Given task ::
For the material that follows, list every line containing the word "ylabel".

▬▬▬▬▬▬

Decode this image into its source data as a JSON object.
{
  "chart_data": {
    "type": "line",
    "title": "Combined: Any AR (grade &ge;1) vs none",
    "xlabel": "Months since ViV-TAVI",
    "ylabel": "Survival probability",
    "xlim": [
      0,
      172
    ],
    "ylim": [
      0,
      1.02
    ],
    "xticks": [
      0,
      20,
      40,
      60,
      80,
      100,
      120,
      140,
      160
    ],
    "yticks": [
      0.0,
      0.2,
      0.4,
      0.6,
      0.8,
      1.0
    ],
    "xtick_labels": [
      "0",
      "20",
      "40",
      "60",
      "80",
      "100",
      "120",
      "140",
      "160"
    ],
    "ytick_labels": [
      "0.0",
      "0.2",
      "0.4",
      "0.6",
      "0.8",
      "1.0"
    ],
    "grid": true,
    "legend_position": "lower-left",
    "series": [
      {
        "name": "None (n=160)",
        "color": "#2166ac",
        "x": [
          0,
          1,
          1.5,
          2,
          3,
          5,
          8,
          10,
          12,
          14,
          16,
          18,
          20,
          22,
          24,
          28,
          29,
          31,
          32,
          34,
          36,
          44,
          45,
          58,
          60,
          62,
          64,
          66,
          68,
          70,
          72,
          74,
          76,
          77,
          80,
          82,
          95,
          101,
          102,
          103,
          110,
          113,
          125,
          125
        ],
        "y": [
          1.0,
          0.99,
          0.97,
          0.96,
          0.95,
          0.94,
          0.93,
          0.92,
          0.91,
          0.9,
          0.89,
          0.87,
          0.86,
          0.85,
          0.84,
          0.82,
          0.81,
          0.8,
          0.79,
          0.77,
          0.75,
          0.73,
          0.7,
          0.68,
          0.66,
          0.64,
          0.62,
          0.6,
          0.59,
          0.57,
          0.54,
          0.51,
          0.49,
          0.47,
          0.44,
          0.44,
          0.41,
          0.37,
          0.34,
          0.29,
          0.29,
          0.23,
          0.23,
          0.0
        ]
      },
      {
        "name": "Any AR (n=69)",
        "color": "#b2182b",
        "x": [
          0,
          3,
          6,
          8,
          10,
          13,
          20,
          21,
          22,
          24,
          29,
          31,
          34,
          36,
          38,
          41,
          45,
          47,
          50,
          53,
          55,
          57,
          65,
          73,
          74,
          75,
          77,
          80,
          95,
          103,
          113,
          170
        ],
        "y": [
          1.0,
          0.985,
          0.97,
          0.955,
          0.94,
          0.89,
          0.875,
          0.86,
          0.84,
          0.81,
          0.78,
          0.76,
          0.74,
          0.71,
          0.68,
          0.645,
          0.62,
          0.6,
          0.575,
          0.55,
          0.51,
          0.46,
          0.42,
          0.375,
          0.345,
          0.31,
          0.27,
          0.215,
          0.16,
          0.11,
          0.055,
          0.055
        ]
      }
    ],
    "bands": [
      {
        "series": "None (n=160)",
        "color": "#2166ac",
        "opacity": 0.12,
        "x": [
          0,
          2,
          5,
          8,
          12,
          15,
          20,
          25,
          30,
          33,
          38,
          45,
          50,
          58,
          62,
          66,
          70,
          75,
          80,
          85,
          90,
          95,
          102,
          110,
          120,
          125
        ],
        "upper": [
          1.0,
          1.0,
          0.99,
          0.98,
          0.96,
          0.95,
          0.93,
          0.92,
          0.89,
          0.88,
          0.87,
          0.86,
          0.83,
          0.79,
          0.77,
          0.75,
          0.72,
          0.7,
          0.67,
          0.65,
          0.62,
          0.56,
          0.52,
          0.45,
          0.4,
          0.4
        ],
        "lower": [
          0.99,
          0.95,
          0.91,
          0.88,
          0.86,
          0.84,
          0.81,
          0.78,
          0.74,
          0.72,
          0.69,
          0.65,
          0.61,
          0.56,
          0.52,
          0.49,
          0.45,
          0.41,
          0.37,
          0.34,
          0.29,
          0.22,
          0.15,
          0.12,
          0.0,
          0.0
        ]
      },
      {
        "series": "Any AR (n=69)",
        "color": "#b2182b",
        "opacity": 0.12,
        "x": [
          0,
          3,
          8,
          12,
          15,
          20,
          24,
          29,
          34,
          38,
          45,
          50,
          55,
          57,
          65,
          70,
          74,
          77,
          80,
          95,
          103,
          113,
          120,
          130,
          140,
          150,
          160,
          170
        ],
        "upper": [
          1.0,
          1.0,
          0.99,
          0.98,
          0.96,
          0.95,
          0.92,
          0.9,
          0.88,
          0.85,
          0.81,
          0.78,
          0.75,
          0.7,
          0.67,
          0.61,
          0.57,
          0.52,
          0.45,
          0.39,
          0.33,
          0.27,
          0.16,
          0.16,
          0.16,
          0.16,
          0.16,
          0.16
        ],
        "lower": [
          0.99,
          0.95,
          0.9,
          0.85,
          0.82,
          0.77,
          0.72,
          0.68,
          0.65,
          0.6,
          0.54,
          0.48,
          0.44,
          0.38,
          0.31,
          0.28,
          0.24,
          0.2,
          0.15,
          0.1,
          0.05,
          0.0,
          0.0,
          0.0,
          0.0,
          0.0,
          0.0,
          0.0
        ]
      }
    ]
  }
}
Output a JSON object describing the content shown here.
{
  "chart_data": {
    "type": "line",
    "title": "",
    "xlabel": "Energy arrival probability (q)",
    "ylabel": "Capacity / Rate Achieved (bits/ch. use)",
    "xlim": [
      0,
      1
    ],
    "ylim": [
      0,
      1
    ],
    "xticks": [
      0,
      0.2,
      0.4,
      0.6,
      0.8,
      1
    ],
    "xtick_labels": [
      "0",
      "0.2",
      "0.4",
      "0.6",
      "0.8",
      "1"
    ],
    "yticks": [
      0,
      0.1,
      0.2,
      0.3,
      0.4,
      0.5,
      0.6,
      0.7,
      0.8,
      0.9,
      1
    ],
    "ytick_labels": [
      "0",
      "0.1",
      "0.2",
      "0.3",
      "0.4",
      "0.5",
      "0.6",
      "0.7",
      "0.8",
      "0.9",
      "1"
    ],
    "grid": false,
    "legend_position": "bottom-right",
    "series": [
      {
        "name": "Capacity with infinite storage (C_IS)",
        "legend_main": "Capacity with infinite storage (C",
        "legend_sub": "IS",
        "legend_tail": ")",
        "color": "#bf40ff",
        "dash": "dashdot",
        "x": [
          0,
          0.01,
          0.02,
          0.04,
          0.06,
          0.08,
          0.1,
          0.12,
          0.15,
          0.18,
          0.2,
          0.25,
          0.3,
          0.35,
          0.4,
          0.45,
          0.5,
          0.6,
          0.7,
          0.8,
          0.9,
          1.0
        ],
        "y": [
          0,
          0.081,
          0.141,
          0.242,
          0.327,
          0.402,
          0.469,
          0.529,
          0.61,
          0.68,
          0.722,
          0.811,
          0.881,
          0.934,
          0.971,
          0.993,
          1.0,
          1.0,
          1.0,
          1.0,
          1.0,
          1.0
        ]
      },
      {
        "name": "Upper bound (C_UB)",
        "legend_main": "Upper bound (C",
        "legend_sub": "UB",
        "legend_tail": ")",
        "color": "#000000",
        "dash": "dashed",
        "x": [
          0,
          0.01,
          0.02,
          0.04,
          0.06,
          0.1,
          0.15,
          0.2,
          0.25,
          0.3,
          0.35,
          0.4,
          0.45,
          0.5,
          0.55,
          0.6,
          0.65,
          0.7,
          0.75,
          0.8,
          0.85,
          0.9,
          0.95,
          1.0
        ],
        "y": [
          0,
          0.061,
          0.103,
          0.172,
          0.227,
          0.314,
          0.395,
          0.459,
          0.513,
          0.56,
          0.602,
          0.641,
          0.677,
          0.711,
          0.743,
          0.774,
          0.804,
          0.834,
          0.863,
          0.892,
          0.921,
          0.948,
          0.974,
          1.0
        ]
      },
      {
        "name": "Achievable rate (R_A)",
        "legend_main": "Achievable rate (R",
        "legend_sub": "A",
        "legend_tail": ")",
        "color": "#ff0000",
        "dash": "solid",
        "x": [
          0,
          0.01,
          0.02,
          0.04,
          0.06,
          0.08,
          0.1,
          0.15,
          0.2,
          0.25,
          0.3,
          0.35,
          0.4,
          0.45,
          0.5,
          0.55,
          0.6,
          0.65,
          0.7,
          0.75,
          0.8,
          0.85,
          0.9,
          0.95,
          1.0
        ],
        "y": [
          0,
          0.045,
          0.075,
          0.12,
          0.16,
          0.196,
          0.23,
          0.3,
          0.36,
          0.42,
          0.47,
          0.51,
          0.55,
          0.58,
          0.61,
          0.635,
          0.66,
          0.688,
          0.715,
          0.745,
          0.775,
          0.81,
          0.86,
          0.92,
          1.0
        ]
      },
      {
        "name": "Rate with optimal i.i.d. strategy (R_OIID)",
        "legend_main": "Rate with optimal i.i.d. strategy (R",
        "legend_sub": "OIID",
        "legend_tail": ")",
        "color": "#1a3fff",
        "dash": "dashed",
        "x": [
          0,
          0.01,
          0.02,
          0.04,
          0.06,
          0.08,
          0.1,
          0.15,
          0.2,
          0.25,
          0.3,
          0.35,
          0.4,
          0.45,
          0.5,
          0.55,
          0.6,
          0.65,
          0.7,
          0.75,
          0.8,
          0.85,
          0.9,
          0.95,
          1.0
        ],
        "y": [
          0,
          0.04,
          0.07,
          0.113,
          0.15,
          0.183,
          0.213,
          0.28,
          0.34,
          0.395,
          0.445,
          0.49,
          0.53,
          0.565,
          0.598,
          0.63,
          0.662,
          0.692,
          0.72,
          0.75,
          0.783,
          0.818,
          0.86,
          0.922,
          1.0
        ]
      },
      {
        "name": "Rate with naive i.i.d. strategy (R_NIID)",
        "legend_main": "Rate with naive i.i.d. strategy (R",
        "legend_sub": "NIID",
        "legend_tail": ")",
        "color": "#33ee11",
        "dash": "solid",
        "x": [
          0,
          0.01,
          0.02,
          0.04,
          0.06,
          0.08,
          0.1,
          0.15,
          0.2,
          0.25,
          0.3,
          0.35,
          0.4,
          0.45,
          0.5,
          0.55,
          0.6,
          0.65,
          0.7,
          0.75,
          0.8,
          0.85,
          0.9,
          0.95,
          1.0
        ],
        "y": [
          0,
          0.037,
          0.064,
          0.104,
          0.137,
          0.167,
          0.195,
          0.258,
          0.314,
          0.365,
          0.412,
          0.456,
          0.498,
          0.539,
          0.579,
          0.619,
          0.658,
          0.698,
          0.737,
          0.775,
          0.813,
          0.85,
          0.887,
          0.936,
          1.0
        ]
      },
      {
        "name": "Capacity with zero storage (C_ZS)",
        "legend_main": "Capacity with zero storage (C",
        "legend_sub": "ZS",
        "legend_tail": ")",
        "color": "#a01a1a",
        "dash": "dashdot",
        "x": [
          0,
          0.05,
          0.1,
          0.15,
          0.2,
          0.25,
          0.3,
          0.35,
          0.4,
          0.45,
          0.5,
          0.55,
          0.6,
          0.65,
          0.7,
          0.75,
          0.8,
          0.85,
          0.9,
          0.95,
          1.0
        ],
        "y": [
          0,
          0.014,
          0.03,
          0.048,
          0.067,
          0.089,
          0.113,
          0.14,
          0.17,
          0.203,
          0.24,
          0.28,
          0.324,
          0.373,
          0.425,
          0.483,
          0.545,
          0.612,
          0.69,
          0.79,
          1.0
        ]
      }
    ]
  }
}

▬▬▬▬▬▬

Written answer ::
    "ylabel": "Survival probability",
    "ylabel": "Capacity / Rate Achieved (bits/ch. use)",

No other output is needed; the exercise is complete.